------ Extracted records ------
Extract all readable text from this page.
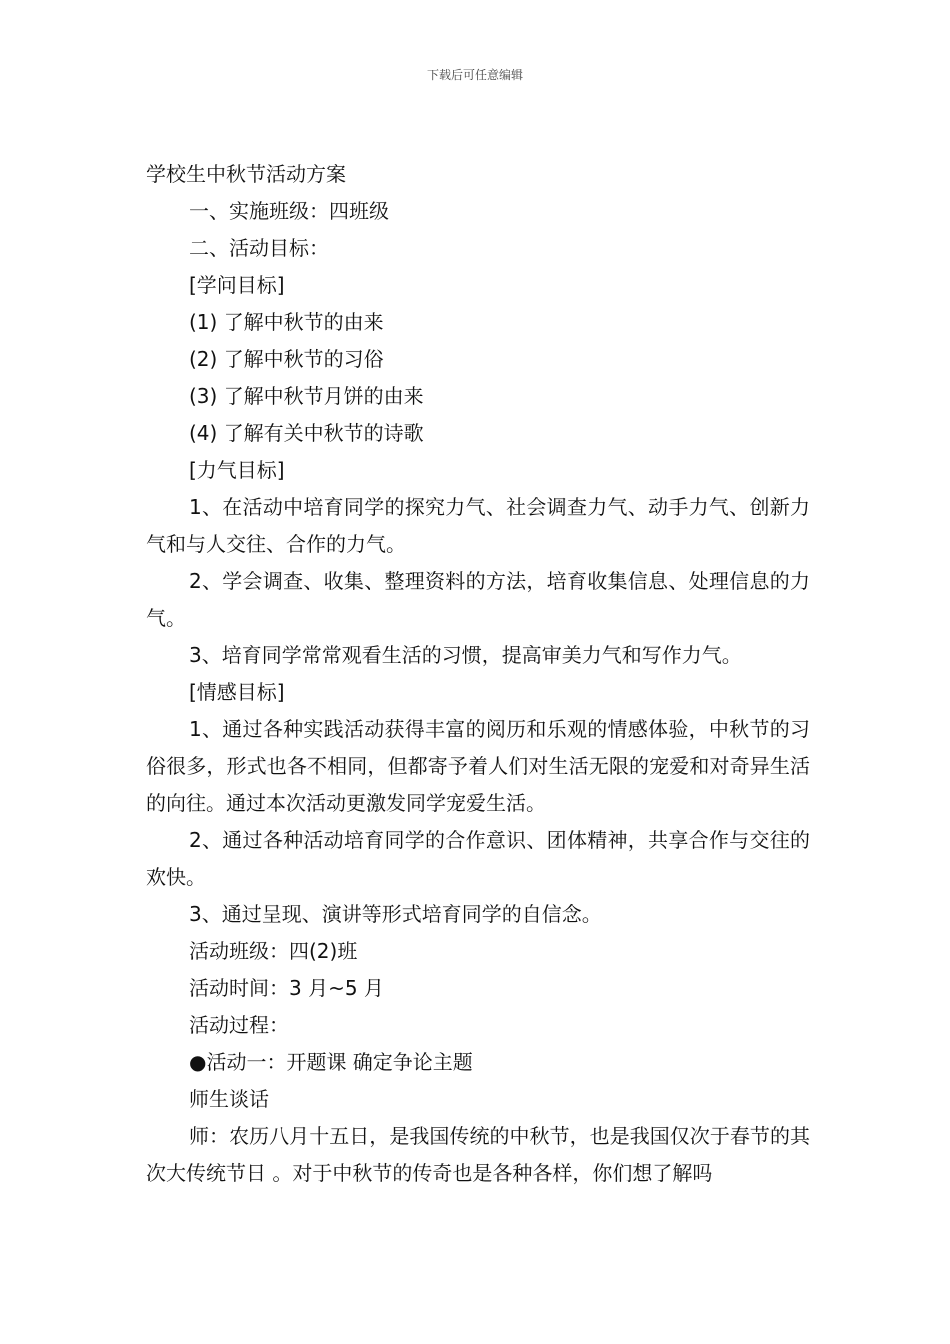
下载后可任意编辑

学校生中秋节活动方案

一、实施班级：四班级

二、活动目标：

[学问目标]

(1) 了解中秋节的由来

(2) 了解中秋节的习俗

(3) 了解中秋节月饼的由来

(4) 了解有关中秋节的诗歌

[力气目标]

1、在活动中培育同学的探究力气、社会调查力气、动手力气、创新力气和与人交往、合作的力气。

2、学会调查、收集、整理资料的方法，培育收集信息、处理信息的力气。

3、培育同学常常观看生活的习惯，提高审美力气和写作力气。

[情感目标]

1、通过各种实践活动获得丰富的阅历和乐观的情感体验，中秋节的习俗很多，形式也各不相同，但都寄予着人们对生活无限的宠爱和对奇异生活的向往。通过本次活动更激发同学宠爱生活。

2、通过各种活动培育同学的合作意识、团体精神，共享合作与交往的欢快。

3、通过呈现、演讲等形式培育同学的自信念。

活动班级：四(2)班

活动时间：3 月~5 月

活动过程：

●活动一：开题课 确定争论主题

师生谈话

师：农历八月十五日，是我国传统的中秋节，也是我国仅次于春节的其次大传统节日 。对于中秋节的传奇也是各种各样，你们想了解吗
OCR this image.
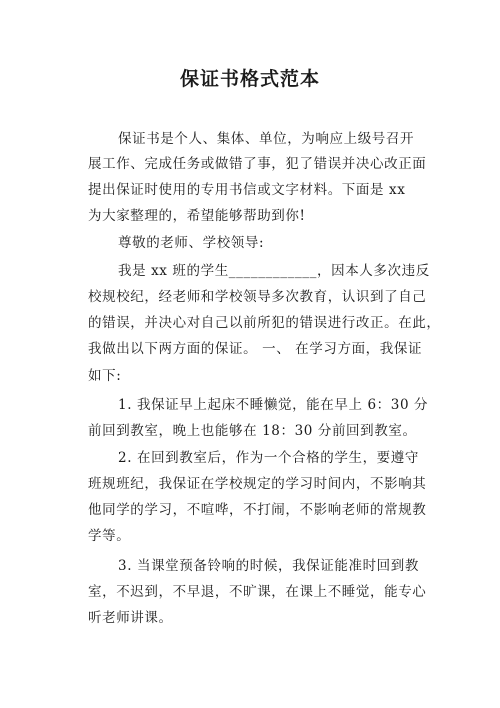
保证书格式范本
保证书是个人、集体、单位，为响应上级号召开
展工作、完成任务或做错了事，犯了错误并决心改正面
提出保证时使用的专用书信或文字材料。下面是 xx
为大家整理的，希望能够帮助到你!
尊敬的老师、学校领导:
我是 xx 班的学生____________，因本人多次违反
校规校纪，经老师和学校领导多次教育，认识到了自己
的错误，并决心对自己以前所犯的错误进行改正。在此，
我做出以下两方面的保证。 一、 在学习方面，我保证
如下:
1. 我保证早上起床不睡懒觉，能在早上 6：30 分
前回到教室，晚上也能够在 18：30 分前回到教室。
2. 在回到教室后，作为一个合格的学生，要遵守
班规班纪，我保证在学校规定的学习时间内，不影响其
他同学的学习，不喧哗，不打闹，不影响老师的常规教
学等。
3. 当课堂预备铃响的时候，我保证能准时回到教
室，不迟到，不早退，不旷课，在课上不睡觉，能专心
听老师讲课。
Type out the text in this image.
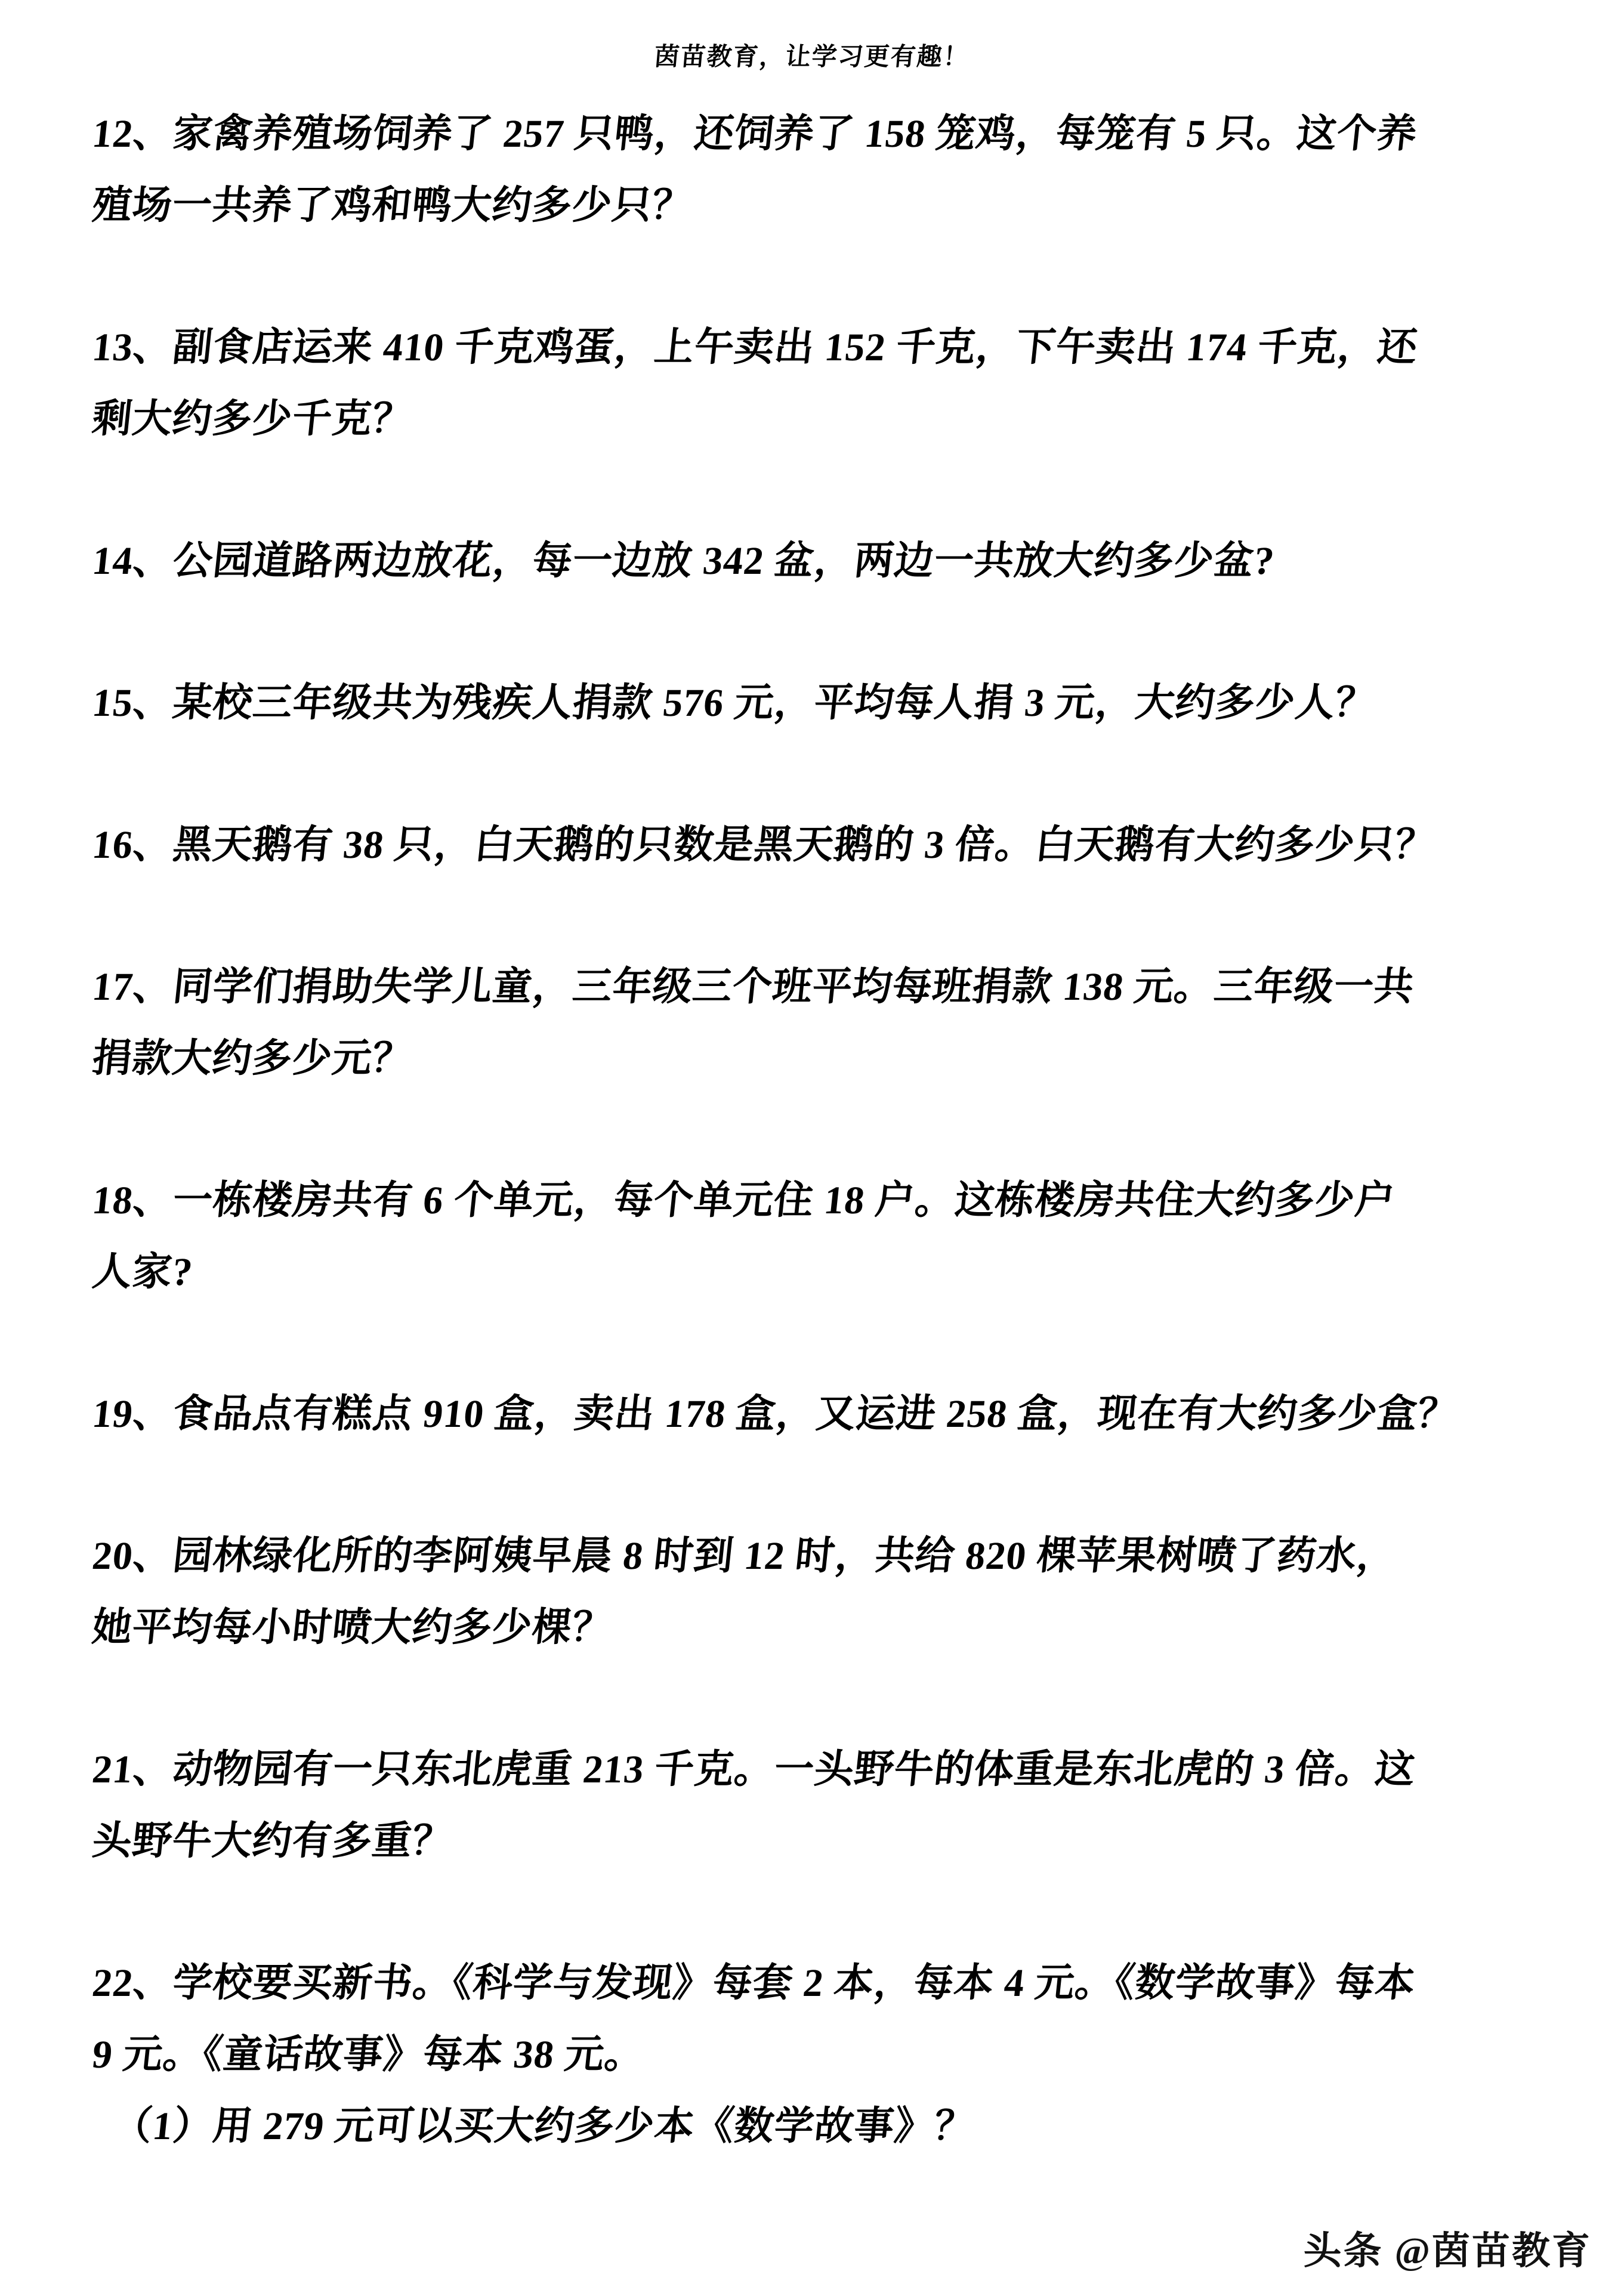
茵苗教育，让学习更有趣！
12、家禽养殖场饲养了 257 只鸭，还饲养了 158 笼鸡，每笼有 5 只。这个养
殖场一共养了鸡和鸭大约多少只？
13、副食店运来 410 千克鸡蛋，上午卖出 152 千克，下午卖出 174 千克，还
剩大约多少千克？
14、公园道路两边放花，每一边放 342 盆，两边一共放大约多少盆?
15、某校三年级共为残疾人捐款 576 元，平均每人捐 3 元，大约多少人？
16、黑天鹅有 38 只，白天鹅的只数是黑天鹅的 3 倍。白天鹅有大约多少只？
17、同学们捐助失学儿童，三年级三个班平均每班捐款 138 元。三年级一共
捐款大约多少元？
18、一栋楼房共有 6 个单元，每个单元住 18 户。这栋楼房共住大约多少户
人家?
19、食品点有糕点 910 盒，卖出 178 盒，又运进 258 盒，现在有大约多少盒？
20、园林绿化所的李阿姨早晨 8 时到 12 时，共给 820 棵苹果树喷了药水，
她平均每小时喷大约多少棵？
21、动物园有一只东北虎重 213 千克。一头野牛的体重是东北虎的 3 倍。这
头野牛大约有多重？
22、学校要买新书。《科学与发现》每套 2 本，每本 4 元。《数学故事》每本
9 元。《童话故事》每本 38 元。
（1）用 279 元可以买大约多少本《数学故事》？
头条 @茵苗教育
------
## The request
Pick out lines containing the word "image", each one as written.

## Expected answer
OCR this image.
Type out the text in this image.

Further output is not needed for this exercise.